What you have to do:
Reproduce the lines of the material starting at the line that contains "candle-body [0, 183, 6, 196]" and ending at the line that contains "date-label-box [0, 525, 110, 547]", with both of those lines included.

Records from a dataset:
-------
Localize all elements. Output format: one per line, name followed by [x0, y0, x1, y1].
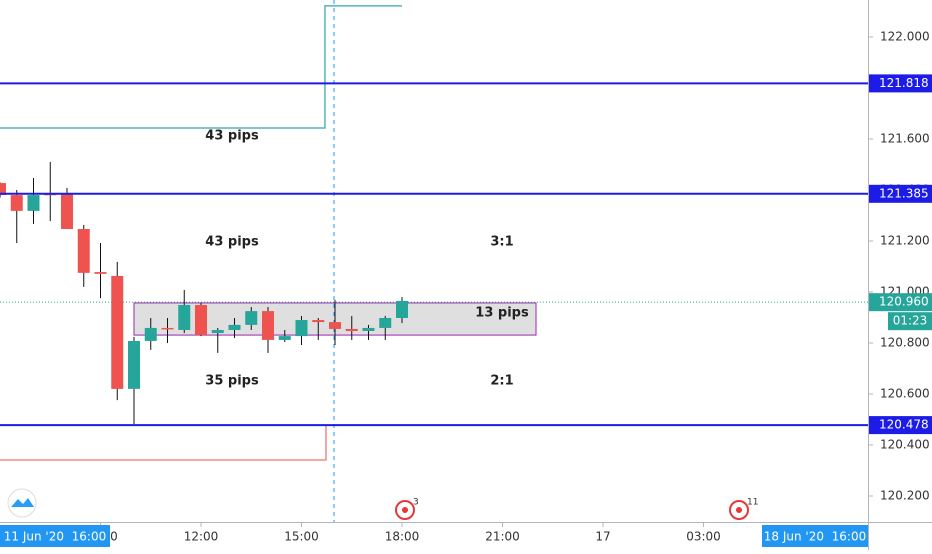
candle-body [0, 183, 6, 196]
annotation: 13 pips [475, 306, 529, 321]
x-tick-label: 15:00 [284, 530, 319, 544]
candle-body [345, 328, 358, 331]
current-price-label: 120.960 [879, 295, 929, 309]
candle-body [396, 300, 409, 318]
target-line [0, 5, 403, 129]
level-label-box [869, 74, 932, 93]
y-tick-label: 120.200 [880, 488, 930, 502]
candle-body [144, 327, 157, 341]
candle-body [195, 304, 208, 336]
y-tick-label: 122.000 [880, 29, 930, 43]
annotation: 43 pips [205, 129, 259, 144]
event-count: 11 [747, 498, 758, 508]
x-tick-label: 03:00 [686, 530, 721, 544]
date-label: 11 Jun '20 16:00 [4, 530, 106, 544]
y-tick-label: 121.200 [880, 233, 930, 247]
level-label: 121.818 [879, 76, 929, 90]
countdown-box [888, 312, 932, 331]
candle-body [111, 275, 124, 389]
candle-body [295, 320, 308, 337]
event-dot [402, 507, 408, 513]
y-tick-label: 120.400 [880, 437, 930, 451]
annotation: 35 pips [205, 374, 259, 389]
candle-body [10, 195, 23, 211]
candle-body [178, 304, 191, 330]
candle-body [228, 324, 241, 330]
x-tick-label: 17 [595, 530, 610, 544]
x-tick-label: 18:00 [385, 530, 420, 544]
candle-body [262, 311, 275, 340]
annotation: 3:1 [490, 235, 513, 250]
candle-body [329, 322, 342, 329]
date-label: 18 Jun '20 16:00 [764, 530, 866, 544]
candle-body [362, 327, 375, 331]
logo[interactable] [7, 488, 37, 518]
candle-body [94, 272, 107, 274]
x-tick-label: 21:00 [485, 530, 520, 544]
y-tick-label: 120.800 [880, 335, 930, 349]
candle-body [128, 340, 141, 389]
date-label-box [762, 525, 868, 547]
x-tick-label: 12:00 [184, 530, 219, 544]
stop-line [0, 425, 327, 461]
level-label-box [869, 416, 932, 435]
level-label: 120.478 [879, 418, 929, 432]
candle-body [61, 193, 74, 229]
level-label: 121.385 [879, 186, 929, 200]
candle-body [278, 336, 291, 340]
date-label-box [0, 525, 110, 547]
y-tick-label: 120.600 [880, 386, 930, 400]
event-dot [736, 507, 742, 513]
current-price-box [869, 293, 932, 312]
candle-body [77, 228, 90, 273]
y-tick-label: 121.600 [880, 131, 930, 145]
annotation: 43 pips [205, 235, 259, 250]
candle-body [161, 327, 174, 330]
candle-body [245, 311, 258, 325]
candle-body [211, 329, 224, 334]
candle-body [312, 320, 325, 323]
event-count: 3 [413, 498, 419, 508]
level-label-box [869, 184, 932, 203]
countdown-label: 01:23 [893, 314, 928, 328]
candle-body [27, 195, 40, 211]
annotation: 2:1 [490, 374, 513, 389]
candle-body [379, 317, 392, 328]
-------
Result:
candle-body [0, 183, 6, 196]
annotation: 13 pips [475, 306, 529, 321]
x-tick-label: 15:00 [284, 530, 319, 544]
candle-body [345, 328, 358, 331]
current-price-label: 120.960 [879, 295, 929, 309]
candle-body [396, 300, 409, 318]
target-line [0, 5, 403, 129]
level-label-box [869, 74, 932, 93]
y-tick-label: 120.200 [880, 488, 930, 502]
candle-body [144, 327, 157, 341]
candle-body [195, 304, 208, 336]
y-tick-label: 122.000 [880, 29, 930, 43]
annotation: 43 pips [205, 129, 259, 144]
event-count: 11 [747, 498, 758, 508]
x-tick-label: 03:00 [686, 530, 721, 544]
date-label: 11 Jun '20 16:00 [4, 530, 106, 544]
y-tick-label: 121.200 [880, 233, 930, 247]
level-label: 121.818 [879, 76, 929, 90]
countdown-box [888, 312, 932, 331]
candle-body [111, 275, 124, 389]
candle-body [295, 320, 308, 337]
event-dot [402, 507, 408, 513]
y-tick-label: 120.400 [880, 437, 930, 451]
annotation: 35 pips [205, 374, 259, 389]
candle-body [10, 195, 23, 211]
candle-body [178, 304, 191, 330]
candle-body [228, 324, 241, 330]
x-tick-label: 17 [595, 530, 610, 544]
x-tick-label: 18:00 [385, 530, 420, 544]
candle-body [262, 311, 275, 340]
annotation: 3:1 [490, 235, 513, 250]
candle-body [329, 322, 342, 329]
date-label: 18 Jun '20 16:00 [764, 530, 866, 544]
candle-body [362, 327, 375, 331]
logo[interactable] [7, 488, 37, 518]
candle-body [94, 272, 107, 274]
x-tick-label: 21:00 [485, 530, 520, 544]
y-tick-label: 120.800 [880, 335, 930, 349]
candle-body [128, 340, 141, 389]
date-label-box [762, 525, 868, 547]
x-tick-label: 12:00 [184, 530, 219, 544]
stop-line [0, 425, 327, 461]
level-label-box [869, 416, 932, 435]
level-label: 120.478 [879, 418, 929, 432]
candle-body [61, 193, 74, 229]
level-label: 121.385 [879, 186, 929, 200]
candle-body [278, 336, 291, 340]
date-label-box [0, 525, 110, 547]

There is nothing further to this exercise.